» What is being asked
Where the string "have" occurs in the material below, report the whole line.

[Data entries for graphics]
········

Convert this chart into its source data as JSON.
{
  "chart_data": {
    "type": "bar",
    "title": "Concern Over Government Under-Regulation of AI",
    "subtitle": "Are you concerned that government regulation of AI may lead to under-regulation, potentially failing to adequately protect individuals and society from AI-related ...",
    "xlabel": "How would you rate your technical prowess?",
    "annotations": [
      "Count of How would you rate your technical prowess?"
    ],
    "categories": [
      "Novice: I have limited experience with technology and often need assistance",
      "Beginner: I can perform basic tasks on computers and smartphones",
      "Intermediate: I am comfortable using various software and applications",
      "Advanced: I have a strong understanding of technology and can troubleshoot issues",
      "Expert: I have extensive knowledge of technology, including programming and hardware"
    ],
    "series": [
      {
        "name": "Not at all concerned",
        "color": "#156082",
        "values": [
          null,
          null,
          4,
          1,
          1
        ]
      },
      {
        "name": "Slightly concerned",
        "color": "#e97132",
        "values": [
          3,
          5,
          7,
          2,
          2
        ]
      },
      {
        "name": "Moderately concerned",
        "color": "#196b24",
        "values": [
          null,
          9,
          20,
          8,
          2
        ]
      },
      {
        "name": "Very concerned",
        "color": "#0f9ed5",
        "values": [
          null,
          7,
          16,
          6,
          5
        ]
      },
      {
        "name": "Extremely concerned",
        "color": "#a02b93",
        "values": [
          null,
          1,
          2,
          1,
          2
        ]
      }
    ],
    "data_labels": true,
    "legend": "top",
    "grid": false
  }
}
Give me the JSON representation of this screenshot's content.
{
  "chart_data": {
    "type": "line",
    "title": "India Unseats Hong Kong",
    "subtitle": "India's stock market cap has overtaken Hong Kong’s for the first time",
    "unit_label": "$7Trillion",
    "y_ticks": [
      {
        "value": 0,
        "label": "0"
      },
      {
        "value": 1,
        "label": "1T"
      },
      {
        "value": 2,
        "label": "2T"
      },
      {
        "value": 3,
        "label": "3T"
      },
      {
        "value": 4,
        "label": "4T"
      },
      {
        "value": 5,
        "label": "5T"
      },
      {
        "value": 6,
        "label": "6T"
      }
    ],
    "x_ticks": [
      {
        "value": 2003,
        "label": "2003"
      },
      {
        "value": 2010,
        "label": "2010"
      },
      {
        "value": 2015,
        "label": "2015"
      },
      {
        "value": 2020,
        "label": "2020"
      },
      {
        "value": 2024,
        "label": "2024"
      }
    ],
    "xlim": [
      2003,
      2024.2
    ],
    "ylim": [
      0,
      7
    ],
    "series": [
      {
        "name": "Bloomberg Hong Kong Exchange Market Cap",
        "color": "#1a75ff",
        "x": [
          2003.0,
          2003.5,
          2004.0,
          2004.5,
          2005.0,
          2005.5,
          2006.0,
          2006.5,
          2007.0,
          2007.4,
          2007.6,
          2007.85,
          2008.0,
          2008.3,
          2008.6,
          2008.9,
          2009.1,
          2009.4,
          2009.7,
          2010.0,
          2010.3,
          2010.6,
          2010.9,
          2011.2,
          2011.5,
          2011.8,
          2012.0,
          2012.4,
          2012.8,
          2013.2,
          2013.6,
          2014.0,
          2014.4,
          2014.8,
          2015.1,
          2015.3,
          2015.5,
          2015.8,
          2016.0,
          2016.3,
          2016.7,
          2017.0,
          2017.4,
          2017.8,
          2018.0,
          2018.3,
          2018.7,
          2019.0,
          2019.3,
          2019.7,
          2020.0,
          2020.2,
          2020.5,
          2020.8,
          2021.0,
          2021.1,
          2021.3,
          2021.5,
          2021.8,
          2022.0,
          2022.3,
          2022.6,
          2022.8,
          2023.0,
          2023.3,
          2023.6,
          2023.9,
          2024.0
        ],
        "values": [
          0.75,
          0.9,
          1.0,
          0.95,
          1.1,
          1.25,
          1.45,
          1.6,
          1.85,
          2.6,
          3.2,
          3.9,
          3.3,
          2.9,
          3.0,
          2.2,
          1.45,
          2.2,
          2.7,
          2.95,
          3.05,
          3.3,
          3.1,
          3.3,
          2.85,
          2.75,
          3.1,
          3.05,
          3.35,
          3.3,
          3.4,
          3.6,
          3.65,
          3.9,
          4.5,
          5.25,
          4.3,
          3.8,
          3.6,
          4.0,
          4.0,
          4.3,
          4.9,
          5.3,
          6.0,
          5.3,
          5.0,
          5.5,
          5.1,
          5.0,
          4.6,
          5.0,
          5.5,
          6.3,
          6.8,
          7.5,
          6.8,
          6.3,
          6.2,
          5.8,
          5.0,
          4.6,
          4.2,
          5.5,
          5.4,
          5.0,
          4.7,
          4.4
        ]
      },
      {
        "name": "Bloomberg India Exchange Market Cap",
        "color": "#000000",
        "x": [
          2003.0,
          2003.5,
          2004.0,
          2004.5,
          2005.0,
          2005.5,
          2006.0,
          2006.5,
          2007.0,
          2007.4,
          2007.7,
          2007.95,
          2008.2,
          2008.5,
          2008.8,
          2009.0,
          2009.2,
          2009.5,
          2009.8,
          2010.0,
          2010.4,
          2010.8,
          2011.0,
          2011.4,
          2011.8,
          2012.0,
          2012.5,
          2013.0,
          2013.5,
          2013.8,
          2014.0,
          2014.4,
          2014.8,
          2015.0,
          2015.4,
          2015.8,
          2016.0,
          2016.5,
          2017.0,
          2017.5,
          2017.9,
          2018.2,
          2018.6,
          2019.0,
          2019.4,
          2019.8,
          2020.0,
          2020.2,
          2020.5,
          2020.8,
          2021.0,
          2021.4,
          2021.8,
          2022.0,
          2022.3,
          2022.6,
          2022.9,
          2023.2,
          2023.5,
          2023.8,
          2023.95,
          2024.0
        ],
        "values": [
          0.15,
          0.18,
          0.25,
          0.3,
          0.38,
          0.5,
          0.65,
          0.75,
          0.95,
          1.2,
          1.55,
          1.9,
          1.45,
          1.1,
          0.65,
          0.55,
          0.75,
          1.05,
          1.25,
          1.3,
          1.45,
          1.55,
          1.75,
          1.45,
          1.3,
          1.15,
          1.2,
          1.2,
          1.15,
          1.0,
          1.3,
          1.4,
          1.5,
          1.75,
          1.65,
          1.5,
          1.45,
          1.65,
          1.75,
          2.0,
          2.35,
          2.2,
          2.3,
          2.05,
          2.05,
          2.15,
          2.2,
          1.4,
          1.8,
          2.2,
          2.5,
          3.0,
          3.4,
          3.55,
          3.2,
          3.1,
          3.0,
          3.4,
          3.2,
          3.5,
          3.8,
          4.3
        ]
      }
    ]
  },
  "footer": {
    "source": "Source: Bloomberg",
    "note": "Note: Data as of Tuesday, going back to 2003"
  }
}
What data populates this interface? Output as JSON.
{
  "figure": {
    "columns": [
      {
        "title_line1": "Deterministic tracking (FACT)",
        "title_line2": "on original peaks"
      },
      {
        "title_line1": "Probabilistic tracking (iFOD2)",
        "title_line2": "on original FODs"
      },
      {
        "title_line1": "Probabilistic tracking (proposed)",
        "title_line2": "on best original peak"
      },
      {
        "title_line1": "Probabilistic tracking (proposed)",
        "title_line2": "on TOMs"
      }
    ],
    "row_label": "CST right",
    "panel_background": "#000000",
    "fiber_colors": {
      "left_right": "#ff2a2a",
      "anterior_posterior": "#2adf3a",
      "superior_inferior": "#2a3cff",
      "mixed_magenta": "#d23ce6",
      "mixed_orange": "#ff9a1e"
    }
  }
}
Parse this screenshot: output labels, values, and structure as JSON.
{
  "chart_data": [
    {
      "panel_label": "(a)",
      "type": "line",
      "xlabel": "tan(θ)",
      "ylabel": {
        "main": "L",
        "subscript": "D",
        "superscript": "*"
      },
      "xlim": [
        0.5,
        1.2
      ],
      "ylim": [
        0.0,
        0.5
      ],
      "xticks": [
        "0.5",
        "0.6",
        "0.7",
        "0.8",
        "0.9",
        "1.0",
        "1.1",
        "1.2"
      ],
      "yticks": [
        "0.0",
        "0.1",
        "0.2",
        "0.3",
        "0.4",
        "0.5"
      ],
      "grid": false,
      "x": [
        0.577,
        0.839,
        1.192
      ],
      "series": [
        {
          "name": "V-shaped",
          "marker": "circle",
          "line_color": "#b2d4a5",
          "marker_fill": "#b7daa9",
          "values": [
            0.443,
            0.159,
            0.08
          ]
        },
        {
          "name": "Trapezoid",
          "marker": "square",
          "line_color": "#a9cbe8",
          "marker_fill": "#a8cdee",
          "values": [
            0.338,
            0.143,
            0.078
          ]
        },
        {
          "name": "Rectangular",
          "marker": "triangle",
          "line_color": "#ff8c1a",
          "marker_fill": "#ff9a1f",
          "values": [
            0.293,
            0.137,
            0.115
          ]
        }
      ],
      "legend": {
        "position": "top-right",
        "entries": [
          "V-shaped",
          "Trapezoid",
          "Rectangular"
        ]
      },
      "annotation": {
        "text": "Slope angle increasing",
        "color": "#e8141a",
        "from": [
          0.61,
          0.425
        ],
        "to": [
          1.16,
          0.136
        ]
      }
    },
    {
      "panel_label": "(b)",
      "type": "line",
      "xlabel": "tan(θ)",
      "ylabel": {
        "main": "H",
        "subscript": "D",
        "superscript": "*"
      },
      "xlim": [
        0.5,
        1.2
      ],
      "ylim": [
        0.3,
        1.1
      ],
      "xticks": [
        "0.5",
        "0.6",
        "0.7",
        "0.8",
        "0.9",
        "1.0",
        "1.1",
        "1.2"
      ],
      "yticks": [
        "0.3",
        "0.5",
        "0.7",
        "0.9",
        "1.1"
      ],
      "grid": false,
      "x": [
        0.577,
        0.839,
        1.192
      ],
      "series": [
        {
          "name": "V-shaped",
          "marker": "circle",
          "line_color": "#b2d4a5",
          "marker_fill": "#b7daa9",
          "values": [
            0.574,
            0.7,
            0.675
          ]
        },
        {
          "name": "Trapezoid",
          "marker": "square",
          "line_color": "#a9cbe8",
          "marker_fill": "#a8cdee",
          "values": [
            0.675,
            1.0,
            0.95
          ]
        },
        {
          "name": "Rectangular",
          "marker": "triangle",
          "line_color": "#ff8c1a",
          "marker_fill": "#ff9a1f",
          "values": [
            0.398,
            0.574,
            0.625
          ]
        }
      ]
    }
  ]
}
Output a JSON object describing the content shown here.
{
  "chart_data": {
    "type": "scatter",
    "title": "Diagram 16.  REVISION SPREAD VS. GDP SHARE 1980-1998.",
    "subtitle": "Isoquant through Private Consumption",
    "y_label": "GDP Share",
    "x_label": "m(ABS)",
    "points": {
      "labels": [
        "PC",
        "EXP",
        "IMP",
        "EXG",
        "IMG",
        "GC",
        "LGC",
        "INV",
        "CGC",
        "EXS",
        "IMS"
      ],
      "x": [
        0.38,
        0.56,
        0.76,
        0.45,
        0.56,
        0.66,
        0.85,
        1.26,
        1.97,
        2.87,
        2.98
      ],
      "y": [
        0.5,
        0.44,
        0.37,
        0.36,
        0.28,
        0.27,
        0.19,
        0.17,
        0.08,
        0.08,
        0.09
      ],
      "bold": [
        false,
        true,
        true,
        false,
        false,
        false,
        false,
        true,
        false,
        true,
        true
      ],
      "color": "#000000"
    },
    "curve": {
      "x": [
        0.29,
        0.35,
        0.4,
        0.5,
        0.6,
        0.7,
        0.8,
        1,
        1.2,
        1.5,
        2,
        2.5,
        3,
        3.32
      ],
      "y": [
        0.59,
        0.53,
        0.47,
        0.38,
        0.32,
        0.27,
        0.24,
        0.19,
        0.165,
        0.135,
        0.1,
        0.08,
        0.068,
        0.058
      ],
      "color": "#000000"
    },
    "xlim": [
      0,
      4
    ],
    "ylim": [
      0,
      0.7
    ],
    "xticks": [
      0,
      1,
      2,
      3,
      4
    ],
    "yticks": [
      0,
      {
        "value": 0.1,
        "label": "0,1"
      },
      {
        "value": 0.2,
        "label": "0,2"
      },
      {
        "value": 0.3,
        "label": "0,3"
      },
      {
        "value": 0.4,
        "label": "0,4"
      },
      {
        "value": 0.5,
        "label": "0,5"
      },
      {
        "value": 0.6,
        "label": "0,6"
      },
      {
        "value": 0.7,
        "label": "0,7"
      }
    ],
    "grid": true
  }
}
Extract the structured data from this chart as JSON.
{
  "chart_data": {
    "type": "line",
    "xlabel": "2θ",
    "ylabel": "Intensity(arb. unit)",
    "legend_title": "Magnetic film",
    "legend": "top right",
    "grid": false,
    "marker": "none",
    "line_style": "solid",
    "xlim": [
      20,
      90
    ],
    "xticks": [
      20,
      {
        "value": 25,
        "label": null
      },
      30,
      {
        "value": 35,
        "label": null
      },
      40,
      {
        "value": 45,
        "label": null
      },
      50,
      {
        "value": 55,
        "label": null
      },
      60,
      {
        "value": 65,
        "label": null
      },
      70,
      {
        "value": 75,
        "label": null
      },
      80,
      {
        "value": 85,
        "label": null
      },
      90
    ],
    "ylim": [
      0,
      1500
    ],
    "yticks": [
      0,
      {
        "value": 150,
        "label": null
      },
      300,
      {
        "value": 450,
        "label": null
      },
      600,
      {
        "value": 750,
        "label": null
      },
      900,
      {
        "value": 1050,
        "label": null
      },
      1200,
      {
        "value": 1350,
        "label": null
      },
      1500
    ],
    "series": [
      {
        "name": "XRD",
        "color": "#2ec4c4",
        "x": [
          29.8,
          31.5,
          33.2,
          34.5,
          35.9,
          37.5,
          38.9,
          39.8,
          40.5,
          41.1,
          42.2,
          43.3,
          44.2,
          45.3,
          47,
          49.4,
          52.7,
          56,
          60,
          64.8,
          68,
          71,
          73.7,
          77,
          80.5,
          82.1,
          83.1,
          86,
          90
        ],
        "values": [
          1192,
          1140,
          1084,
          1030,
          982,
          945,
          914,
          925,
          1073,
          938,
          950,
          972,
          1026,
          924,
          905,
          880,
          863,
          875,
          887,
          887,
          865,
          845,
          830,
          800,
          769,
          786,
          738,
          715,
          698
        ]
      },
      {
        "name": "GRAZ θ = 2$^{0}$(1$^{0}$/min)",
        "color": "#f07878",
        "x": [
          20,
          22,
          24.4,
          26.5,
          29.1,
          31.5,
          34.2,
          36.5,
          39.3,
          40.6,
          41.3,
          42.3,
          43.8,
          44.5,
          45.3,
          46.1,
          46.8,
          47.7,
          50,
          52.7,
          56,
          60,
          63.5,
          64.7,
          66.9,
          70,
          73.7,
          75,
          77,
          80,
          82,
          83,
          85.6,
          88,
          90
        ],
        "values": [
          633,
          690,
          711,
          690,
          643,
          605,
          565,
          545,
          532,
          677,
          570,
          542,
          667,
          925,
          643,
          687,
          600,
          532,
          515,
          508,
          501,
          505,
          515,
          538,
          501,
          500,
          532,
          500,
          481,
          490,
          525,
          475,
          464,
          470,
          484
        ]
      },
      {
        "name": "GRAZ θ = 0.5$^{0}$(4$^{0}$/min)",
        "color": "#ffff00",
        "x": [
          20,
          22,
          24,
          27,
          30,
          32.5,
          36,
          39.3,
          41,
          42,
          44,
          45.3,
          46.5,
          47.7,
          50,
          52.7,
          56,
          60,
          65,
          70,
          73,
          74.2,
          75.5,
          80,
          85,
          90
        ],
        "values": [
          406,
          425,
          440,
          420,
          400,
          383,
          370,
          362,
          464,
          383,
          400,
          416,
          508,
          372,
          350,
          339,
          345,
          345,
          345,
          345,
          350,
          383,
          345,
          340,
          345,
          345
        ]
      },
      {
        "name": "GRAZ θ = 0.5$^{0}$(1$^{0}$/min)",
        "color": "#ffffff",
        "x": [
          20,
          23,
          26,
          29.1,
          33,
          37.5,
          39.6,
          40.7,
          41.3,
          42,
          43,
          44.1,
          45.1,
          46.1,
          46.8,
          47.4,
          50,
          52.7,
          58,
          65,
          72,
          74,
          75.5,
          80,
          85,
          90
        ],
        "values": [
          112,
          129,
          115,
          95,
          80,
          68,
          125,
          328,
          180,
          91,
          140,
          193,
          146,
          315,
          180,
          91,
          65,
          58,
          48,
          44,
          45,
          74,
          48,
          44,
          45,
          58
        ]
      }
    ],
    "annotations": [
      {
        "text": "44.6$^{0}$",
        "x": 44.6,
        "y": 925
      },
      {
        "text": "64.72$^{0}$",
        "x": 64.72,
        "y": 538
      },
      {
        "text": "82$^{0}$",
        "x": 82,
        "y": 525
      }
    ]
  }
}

········

» Task response
      "Novice: I have limited experience with technology and often need assistance",
      "Advanced: I have a strong understanding of technology and can troubleshoot issues",
      "Expert: I have extensive knowledge of technology, including programming and hardware"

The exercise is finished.